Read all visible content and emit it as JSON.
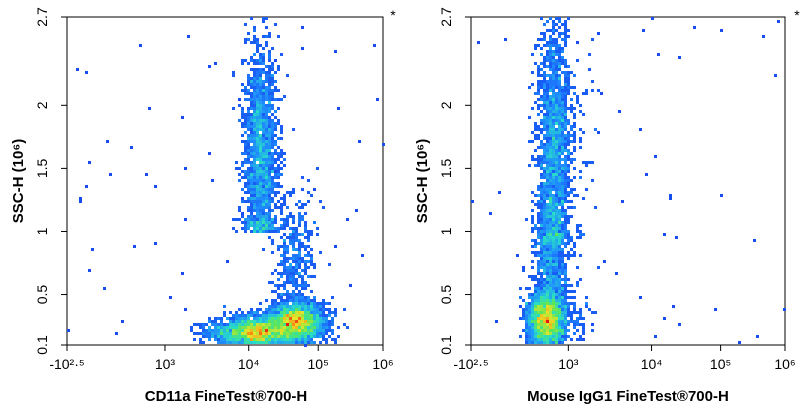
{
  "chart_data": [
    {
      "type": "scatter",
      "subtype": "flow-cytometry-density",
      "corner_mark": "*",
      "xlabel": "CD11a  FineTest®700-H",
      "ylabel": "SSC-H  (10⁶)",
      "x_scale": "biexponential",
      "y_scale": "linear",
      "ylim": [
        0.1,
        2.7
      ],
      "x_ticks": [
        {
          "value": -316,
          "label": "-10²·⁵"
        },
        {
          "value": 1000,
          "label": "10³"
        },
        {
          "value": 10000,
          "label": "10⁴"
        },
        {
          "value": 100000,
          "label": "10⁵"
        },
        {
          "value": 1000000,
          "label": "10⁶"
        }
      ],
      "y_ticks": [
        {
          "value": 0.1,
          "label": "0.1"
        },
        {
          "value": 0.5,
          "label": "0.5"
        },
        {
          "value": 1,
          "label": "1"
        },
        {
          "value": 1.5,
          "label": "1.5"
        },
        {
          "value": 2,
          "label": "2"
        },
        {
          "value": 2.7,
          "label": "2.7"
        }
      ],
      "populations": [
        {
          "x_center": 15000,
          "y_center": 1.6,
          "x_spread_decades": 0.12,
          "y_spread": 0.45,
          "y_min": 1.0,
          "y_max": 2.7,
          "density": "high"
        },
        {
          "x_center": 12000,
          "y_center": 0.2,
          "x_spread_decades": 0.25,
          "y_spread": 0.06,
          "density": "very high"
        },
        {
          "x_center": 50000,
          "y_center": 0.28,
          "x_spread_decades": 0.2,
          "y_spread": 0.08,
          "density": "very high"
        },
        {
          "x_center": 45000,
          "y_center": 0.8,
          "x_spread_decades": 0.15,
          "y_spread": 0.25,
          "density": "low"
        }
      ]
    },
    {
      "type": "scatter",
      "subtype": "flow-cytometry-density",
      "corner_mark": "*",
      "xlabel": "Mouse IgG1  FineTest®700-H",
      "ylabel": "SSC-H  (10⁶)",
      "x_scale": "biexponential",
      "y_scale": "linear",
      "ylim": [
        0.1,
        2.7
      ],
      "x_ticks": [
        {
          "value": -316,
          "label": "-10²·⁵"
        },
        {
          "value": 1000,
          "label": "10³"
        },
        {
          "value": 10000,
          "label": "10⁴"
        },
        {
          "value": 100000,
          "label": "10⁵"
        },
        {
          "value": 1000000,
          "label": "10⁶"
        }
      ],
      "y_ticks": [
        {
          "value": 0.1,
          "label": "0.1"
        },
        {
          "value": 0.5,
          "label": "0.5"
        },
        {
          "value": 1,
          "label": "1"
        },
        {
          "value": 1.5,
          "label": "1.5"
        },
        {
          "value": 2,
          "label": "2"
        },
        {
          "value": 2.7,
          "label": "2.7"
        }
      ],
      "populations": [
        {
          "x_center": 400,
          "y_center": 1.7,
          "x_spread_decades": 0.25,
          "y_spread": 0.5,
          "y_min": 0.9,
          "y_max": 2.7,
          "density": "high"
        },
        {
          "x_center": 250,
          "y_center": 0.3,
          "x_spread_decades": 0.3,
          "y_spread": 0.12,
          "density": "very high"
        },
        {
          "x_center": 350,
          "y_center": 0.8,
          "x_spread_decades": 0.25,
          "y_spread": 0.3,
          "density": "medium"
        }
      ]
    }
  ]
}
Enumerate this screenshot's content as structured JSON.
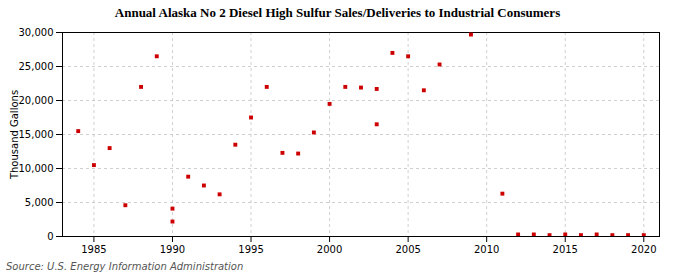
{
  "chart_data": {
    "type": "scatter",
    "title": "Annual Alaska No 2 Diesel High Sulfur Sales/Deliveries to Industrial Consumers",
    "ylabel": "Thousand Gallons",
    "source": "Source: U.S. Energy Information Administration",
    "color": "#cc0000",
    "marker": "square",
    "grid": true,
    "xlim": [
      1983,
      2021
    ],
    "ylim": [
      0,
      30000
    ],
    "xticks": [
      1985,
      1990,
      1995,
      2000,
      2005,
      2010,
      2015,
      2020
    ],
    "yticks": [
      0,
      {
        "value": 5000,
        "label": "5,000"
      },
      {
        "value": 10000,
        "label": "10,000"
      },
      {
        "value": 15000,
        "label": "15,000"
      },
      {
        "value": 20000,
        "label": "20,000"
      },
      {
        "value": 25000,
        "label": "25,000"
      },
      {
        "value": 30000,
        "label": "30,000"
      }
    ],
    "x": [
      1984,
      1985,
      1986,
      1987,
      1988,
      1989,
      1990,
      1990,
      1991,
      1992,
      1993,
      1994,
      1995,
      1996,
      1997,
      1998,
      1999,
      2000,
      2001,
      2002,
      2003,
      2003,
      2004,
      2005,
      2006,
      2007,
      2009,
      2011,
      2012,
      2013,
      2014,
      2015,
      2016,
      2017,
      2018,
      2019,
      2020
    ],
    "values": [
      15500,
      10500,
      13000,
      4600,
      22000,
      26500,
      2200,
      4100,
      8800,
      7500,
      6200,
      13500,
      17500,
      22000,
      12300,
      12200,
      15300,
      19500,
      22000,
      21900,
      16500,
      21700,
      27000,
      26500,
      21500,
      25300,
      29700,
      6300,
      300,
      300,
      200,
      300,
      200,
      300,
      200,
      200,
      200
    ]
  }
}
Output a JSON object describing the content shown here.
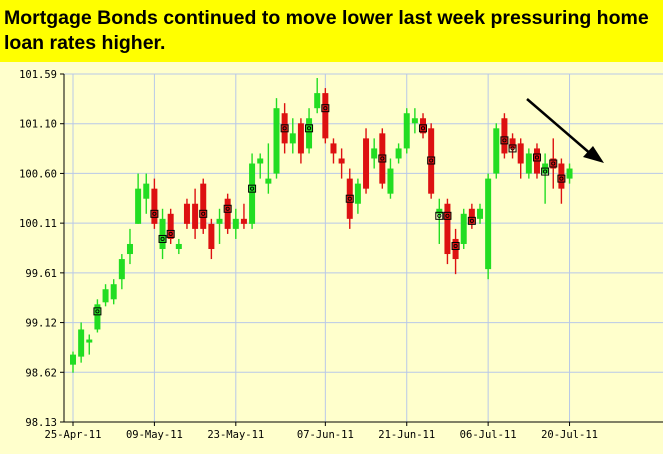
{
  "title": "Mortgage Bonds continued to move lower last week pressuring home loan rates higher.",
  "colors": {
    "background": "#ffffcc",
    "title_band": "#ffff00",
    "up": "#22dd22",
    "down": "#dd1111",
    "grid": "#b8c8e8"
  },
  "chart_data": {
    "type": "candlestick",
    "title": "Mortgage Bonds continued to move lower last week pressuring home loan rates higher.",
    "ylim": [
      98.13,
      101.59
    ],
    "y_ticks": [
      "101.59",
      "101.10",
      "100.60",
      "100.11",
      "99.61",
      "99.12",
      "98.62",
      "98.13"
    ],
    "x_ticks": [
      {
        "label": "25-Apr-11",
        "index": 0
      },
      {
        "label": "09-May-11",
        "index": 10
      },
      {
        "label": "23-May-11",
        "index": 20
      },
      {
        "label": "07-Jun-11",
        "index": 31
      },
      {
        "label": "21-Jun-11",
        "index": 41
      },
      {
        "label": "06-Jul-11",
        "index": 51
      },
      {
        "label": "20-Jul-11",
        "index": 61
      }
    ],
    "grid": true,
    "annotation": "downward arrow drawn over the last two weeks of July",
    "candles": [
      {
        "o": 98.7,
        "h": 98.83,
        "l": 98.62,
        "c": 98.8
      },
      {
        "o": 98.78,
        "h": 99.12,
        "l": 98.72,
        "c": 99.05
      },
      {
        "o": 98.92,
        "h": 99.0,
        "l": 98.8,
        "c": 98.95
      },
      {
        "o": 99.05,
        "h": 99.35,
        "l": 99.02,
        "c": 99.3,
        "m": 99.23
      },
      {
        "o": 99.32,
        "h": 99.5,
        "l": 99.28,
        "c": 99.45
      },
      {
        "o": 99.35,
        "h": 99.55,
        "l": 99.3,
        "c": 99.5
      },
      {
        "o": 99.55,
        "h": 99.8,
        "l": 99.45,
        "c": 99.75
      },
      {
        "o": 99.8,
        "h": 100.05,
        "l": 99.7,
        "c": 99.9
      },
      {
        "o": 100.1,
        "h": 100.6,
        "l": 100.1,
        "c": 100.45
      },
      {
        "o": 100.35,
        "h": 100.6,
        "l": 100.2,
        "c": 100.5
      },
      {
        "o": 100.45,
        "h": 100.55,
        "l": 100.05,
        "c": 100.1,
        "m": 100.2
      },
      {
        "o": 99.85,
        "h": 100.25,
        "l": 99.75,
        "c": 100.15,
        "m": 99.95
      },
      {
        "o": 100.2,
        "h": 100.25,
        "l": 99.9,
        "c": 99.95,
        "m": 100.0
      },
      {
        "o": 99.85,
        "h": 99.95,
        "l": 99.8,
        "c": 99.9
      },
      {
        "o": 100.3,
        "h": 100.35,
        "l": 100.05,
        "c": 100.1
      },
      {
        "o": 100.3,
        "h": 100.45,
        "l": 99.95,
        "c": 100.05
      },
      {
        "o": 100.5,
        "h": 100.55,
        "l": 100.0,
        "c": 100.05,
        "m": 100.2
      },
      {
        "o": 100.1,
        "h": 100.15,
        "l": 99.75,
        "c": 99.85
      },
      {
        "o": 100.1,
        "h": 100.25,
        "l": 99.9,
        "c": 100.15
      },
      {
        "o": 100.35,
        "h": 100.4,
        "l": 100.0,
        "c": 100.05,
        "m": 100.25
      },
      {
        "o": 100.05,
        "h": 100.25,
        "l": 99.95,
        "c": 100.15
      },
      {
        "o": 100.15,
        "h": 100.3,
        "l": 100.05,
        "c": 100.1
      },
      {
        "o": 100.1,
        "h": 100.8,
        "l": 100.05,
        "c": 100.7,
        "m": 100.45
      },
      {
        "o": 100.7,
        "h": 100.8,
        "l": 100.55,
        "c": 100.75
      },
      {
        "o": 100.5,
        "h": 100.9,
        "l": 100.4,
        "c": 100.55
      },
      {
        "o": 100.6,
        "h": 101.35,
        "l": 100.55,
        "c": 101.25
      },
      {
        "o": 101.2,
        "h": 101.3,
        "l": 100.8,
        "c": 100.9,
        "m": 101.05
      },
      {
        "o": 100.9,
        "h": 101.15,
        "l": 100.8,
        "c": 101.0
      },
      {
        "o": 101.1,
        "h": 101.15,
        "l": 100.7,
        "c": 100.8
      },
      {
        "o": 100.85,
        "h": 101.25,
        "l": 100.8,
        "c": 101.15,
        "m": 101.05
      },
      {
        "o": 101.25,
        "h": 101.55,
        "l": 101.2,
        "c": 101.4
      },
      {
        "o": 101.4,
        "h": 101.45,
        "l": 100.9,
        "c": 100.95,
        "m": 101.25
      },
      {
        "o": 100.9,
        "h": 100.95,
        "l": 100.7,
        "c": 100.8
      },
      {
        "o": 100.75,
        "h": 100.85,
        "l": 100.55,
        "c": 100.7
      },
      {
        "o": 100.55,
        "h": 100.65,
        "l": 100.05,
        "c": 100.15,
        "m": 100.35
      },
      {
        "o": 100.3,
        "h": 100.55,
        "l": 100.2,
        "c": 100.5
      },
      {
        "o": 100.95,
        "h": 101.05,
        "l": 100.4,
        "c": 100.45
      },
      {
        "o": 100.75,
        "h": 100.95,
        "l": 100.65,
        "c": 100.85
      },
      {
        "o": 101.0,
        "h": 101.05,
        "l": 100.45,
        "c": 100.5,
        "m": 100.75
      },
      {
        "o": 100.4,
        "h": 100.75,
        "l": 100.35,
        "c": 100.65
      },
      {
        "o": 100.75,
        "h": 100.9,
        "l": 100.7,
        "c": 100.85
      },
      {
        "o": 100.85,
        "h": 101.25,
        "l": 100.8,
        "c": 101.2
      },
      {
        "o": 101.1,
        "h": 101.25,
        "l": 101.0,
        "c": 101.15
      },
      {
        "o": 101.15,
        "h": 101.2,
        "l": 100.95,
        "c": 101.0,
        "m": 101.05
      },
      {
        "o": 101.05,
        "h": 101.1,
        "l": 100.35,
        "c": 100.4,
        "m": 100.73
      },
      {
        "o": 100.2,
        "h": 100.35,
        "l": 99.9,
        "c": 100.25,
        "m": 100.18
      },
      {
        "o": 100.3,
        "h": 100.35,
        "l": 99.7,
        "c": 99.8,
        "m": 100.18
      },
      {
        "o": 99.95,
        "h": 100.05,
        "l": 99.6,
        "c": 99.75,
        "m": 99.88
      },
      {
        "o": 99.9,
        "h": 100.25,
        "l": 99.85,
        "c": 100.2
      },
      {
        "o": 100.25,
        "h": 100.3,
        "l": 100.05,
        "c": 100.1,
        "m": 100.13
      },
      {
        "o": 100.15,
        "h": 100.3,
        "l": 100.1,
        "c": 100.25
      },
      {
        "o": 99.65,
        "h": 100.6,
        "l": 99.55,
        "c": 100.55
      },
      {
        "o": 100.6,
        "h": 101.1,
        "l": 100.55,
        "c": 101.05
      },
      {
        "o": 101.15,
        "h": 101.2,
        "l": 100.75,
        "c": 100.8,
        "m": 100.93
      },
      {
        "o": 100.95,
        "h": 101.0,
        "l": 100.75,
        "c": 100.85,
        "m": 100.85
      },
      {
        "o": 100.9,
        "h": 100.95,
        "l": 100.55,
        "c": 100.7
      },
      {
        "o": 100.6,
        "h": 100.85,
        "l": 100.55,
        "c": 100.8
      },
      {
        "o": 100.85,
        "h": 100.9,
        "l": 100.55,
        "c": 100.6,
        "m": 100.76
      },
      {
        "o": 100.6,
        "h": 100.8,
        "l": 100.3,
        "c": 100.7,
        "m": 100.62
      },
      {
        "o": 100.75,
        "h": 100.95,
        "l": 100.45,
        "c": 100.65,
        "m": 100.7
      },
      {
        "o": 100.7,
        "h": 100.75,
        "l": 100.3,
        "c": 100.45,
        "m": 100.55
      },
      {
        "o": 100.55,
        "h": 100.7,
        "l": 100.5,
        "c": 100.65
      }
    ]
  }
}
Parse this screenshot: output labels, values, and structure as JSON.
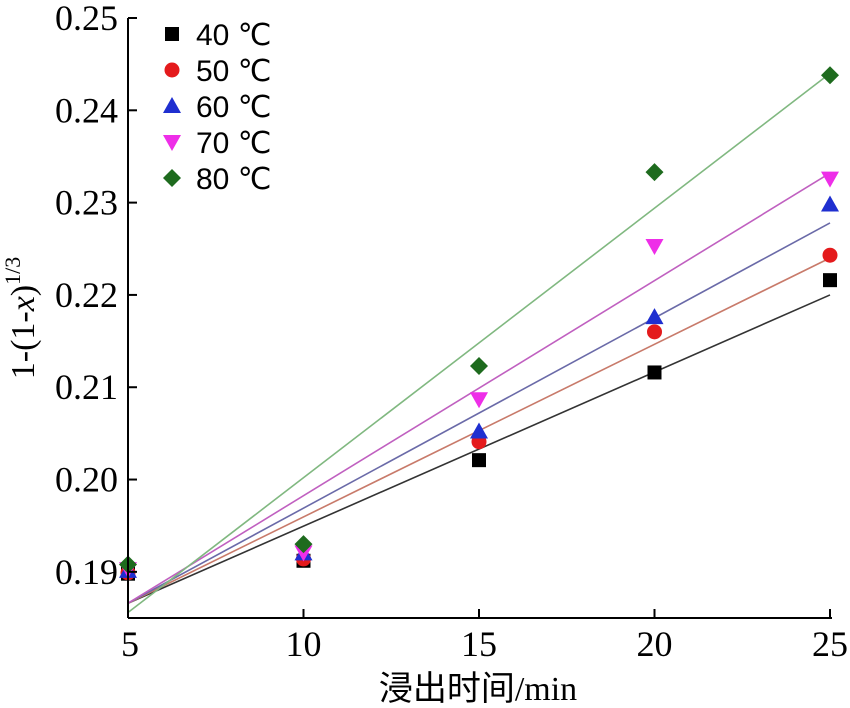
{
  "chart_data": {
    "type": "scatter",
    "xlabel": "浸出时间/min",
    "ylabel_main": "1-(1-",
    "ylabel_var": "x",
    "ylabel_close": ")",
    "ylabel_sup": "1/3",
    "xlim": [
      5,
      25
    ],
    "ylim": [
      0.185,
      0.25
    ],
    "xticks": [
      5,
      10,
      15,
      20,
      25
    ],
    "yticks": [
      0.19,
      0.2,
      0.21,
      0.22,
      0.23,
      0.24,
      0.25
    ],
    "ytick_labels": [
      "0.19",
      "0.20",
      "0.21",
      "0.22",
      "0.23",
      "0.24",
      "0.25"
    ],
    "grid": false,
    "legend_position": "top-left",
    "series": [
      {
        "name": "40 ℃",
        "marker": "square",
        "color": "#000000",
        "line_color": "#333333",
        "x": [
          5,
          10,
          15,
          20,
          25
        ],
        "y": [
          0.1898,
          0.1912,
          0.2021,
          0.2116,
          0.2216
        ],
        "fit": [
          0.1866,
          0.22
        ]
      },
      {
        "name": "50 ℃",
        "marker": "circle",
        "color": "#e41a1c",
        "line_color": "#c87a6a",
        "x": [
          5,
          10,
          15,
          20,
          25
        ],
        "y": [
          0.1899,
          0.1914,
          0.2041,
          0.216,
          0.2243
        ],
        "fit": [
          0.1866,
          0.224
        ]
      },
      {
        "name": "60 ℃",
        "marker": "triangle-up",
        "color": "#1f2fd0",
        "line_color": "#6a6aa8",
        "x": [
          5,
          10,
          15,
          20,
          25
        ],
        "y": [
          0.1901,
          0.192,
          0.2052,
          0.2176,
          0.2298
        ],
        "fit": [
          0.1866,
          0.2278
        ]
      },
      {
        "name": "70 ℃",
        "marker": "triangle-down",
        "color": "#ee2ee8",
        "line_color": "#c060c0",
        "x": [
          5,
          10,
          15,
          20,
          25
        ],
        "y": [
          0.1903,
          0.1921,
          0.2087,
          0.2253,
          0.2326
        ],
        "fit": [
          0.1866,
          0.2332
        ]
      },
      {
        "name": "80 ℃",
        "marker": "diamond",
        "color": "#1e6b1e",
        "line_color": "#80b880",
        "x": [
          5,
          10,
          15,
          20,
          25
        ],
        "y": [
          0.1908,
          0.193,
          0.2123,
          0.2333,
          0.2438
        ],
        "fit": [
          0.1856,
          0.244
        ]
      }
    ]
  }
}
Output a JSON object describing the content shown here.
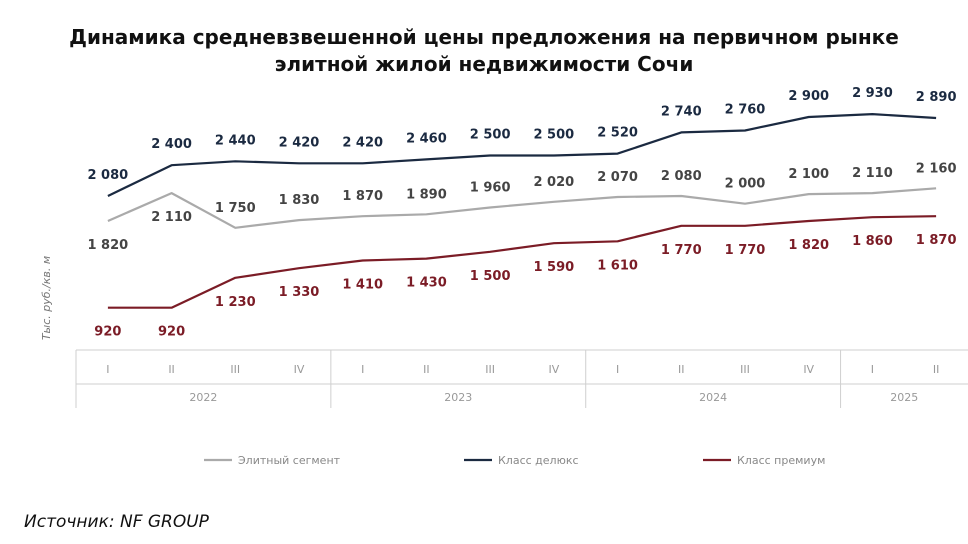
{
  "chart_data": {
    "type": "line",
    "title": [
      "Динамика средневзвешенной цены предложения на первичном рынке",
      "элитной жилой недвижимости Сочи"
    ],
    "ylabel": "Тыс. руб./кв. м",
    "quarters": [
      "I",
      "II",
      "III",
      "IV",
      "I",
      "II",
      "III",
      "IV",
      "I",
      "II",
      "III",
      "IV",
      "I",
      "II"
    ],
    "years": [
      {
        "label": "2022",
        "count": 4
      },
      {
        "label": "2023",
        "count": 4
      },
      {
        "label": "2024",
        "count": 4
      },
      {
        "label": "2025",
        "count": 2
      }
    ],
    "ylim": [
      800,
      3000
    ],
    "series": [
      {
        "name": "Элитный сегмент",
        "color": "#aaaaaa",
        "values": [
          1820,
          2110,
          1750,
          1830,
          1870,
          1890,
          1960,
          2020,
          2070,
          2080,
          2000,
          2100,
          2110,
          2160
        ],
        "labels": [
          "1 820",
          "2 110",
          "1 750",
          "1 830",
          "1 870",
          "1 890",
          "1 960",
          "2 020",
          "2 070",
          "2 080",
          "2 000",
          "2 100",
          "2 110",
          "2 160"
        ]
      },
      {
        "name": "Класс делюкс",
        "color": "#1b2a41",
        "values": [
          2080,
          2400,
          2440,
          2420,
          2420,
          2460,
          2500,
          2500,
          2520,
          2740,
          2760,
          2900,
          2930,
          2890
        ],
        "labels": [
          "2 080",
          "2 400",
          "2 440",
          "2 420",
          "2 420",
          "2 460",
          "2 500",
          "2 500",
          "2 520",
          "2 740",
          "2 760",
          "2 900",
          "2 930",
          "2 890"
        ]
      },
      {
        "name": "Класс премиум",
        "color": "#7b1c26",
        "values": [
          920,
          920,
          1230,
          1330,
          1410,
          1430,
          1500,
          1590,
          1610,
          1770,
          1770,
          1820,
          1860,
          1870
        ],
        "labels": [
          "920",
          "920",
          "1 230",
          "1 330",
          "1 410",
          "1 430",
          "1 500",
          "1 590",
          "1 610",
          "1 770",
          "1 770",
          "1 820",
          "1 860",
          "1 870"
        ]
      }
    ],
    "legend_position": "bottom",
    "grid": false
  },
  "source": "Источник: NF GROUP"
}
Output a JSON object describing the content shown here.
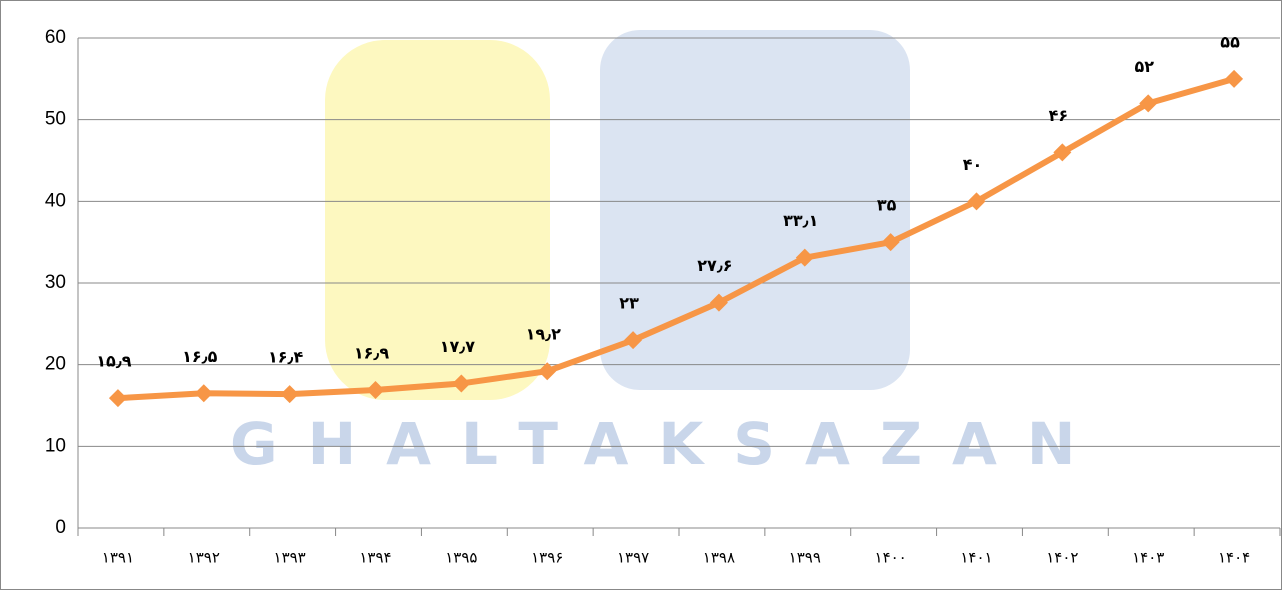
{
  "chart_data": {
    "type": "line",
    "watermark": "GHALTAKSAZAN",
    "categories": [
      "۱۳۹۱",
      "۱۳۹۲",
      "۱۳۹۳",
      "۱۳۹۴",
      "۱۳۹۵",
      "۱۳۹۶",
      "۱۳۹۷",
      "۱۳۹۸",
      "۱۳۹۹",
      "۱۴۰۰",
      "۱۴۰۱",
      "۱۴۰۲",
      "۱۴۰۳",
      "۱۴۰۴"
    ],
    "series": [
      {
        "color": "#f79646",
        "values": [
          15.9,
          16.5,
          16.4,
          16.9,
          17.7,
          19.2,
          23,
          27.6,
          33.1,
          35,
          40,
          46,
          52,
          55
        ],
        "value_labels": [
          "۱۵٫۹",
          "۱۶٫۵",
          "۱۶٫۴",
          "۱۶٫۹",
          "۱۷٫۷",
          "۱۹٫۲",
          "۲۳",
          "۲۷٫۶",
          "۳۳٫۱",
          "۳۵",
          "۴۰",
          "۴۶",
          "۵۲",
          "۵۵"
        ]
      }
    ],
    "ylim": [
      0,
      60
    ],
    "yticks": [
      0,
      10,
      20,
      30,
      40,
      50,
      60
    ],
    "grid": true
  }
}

==================================================

Show all lines in the entries above where the string "pressuring" appears.

  "title": "Mortgage Bonds continued to move lower last week pressuring home loan rates higher.",
    "title": "Mortgage Bonds continued to move lower last week pressuring home loan rates higher.",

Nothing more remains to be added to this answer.